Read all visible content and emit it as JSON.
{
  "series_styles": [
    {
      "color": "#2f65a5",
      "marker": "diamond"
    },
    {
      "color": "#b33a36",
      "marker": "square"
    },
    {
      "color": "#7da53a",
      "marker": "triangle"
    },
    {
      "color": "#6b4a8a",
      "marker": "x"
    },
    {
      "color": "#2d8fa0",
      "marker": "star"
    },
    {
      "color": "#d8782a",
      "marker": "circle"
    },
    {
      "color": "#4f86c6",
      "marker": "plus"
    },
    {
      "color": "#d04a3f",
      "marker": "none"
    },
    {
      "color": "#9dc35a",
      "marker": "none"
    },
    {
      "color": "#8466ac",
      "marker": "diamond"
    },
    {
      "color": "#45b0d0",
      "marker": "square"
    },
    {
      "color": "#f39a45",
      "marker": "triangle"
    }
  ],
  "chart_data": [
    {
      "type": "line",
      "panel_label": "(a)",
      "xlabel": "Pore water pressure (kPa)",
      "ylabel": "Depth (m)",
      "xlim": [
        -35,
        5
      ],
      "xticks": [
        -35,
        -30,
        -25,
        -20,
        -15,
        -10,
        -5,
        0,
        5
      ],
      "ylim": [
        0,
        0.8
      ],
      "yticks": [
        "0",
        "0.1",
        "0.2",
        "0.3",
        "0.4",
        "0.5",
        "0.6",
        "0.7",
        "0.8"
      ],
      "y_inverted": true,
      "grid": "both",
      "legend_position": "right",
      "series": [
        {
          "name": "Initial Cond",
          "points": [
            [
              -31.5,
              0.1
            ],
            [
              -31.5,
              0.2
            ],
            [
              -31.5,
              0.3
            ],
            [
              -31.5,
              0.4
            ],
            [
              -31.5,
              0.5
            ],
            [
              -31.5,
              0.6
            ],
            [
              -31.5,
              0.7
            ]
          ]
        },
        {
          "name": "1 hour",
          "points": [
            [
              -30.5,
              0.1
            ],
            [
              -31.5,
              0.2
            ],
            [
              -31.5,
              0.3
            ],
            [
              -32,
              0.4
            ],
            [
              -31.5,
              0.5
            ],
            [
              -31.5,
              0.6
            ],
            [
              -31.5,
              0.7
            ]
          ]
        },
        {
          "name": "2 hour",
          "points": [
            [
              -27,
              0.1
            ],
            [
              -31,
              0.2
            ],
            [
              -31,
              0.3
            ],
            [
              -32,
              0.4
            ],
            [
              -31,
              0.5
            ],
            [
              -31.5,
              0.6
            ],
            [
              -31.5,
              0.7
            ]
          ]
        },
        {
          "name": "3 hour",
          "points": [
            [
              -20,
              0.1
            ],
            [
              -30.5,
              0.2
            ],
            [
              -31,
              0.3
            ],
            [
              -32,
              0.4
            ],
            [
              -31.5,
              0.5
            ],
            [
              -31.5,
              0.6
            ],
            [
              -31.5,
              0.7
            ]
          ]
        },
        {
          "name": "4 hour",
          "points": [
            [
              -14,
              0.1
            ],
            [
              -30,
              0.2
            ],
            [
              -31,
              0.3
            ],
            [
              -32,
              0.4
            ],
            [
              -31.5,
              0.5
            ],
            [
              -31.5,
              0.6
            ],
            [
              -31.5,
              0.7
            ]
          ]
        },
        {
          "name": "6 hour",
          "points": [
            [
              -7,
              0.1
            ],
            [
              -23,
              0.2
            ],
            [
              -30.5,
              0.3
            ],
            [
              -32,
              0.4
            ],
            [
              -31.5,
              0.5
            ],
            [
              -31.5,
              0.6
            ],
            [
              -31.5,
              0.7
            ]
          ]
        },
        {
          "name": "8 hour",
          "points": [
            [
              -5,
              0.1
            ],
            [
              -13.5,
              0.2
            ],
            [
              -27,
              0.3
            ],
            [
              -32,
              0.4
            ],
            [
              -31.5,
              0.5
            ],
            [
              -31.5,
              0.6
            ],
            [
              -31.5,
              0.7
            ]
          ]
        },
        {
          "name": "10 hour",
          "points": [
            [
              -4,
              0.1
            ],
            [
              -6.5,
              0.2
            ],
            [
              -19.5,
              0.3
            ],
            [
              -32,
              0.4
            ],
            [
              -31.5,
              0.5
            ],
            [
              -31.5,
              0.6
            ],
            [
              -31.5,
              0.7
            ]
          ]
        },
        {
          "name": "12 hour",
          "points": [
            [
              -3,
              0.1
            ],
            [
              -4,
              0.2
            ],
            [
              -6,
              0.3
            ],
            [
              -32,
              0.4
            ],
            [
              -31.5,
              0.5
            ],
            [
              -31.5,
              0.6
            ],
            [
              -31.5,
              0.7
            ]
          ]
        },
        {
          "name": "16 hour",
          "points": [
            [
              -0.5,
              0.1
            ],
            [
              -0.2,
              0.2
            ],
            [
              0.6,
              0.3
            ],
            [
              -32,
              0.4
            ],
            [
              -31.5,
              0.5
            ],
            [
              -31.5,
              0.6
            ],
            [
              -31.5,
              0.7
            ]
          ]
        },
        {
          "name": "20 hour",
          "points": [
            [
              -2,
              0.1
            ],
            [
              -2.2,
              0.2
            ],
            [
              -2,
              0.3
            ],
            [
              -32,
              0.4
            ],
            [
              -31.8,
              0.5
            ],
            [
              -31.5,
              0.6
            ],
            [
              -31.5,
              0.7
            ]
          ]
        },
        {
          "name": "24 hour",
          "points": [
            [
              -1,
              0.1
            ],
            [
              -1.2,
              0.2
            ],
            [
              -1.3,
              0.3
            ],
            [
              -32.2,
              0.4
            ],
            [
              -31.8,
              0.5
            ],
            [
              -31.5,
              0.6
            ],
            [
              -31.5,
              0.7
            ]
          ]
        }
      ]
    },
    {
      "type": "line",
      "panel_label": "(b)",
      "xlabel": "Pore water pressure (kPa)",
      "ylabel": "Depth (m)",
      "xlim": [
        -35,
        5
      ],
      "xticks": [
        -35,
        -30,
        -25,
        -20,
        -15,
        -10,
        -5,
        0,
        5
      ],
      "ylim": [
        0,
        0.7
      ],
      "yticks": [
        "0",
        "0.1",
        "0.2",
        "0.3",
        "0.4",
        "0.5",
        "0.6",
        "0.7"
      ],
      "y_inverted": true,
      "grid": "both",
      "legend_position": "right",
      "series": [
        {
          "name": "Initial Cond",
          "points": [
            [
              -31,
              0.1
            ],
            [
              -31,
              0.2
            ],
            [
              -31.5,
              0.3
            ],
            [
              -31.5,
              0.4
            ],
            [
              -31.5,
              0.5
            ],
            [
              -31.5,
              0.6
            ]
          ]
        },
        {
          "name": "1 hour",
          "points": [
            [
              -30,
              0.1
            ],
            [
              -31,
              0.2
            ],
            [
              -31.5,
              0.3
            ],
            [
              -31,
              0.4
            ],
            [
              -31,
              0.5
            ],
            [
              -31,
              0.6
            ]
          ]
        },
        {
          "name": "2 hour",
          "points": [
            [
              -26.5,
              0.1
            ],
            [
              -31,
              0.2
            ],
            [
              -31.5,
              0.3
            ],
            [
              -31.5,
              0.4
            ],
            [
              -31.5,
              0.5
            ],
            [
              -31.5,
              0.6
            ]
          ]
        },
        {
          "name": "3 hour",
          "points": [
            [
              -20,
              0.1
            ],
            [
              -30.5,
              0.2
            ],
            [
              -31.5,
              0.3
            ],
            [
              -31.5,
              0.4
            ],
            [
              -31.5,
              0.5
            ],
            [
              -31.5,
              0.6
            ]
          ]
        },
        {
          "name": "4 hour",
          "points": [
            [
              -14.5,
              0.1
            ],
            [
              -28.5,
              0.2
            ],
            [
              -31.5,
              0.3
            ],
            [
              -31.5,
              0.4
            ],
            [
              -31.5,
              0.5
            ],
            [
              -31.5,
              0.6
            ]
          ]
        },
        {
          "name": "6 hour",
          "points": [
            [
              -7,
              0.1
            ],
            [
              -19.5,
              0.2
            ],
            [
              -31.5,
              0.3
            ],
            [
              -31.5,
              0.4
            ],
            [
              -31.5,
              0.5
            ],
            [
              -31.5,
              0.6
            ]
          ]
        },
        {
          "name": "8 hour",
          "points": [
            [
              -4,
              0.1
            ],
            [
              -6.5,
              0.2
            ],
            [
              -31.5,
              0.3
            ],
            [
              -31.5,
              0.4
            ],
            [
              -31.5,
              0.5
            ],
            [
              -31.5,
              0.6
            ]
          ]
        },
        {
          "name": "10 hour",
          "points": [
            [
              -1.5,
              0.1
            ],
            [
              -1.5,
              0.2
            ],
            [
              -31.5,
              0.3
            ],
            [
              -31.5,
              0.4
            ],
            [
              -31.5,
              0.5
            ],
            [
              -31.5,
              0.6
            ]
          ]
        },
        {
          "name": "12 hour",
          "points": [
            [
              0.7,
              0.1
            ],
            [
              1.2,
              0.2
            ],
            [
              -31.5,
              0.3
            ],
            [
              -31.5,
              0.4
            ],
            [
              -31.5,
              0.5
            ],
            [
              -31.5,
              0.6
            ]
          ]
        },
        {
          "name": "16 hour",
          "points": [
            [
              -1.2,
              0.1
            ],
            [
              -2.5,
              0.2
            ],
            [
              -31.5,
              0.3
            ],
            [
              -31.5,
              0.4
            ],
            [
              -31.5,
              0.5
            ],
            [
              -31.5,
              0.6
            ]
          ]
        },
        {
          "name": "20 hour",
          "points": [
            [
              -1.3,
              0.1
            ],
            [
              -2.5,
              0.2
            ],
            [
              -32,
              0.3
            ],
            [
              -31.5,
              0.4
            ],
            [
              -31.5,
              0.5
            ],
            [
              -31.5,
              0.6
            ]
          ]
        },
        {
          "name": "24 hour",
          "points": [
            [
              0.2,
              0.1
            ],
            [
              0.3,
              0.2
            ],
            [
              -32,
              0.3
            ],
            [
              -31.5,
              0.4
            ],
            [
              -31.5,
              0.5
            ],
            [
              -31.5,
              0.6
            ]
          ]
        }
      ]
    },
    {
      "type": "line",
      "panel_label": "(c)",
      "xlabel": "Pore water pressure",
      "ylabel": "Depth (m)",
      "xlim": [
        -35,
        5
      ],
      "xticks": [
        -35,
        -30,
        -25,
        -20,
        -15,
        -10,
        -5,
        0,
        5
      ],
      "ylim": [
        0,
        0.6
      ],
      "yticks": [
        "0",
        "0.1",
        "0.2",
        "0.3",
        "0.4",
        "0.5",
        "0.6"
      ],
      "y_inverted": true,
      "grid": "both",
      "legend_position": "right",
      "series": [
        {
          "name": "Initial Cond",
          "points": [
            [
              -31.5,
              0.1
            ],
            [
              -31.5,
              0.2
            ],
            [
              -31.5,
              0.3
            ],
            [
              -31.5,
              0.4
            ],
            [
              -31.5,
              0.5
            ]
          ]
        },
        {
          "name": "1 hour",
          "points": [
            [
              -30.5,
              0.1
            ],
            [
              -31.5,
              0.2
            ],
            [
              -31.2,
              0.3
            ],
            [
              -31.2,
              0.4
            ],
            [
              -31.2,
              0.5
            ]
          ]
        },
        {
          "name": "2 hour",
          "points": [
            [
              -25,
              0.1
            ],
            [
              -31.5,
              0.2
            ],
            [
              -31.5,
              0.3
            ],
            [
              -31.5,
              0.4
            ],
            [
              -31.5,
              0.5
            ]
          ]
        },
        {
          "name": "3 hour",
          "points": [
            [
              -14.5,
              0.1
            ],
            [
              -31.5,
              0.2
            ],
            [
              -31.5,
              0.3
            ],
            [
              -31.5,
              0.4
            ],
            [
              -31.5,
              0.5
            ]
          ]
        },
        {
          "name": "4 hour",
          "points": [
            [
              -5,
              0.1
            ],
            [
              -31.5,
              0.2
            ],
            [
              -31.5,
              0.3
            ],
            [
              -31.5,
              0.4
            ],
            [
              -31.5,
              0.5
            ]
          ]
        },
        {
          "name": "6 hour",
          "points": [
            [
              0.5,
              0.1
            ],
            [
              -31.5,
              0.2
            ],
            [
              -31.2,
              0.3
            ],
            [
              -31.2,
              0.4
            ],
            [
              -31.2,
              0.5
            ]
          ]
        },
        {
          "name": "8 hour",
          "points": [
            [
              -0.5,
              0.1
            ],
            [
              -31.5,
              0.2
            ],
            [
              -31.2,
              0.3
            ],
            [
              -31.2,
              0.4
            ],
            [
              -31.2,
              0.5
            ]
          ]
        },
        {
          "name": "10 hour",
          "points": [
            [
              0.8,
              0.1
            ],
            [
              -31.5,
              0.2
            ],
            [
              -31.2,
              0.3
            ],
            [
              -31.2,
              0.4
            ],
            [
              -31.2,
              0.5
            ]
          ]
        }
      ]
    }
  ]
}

□ □ □ □

- _PROBLEM TO WORK ON_
Gather and copy every line of the data in which the string "color" is found.

- _TASK RESPONSE_
      "color": "#2f65a5",
      "color": "#b33a36",
      "color": "#7da53a",
      "color": "#6b4a8a",
      "color": "#2d8fa0",
      "color": "#d8782a",
      "color": "#4f86c6",
      "color": "#d04a3f",
      "color": "#9dc35a",
      "color": "#8466ac",
      "color": "#45b0d0",
      "color": "#f39a45",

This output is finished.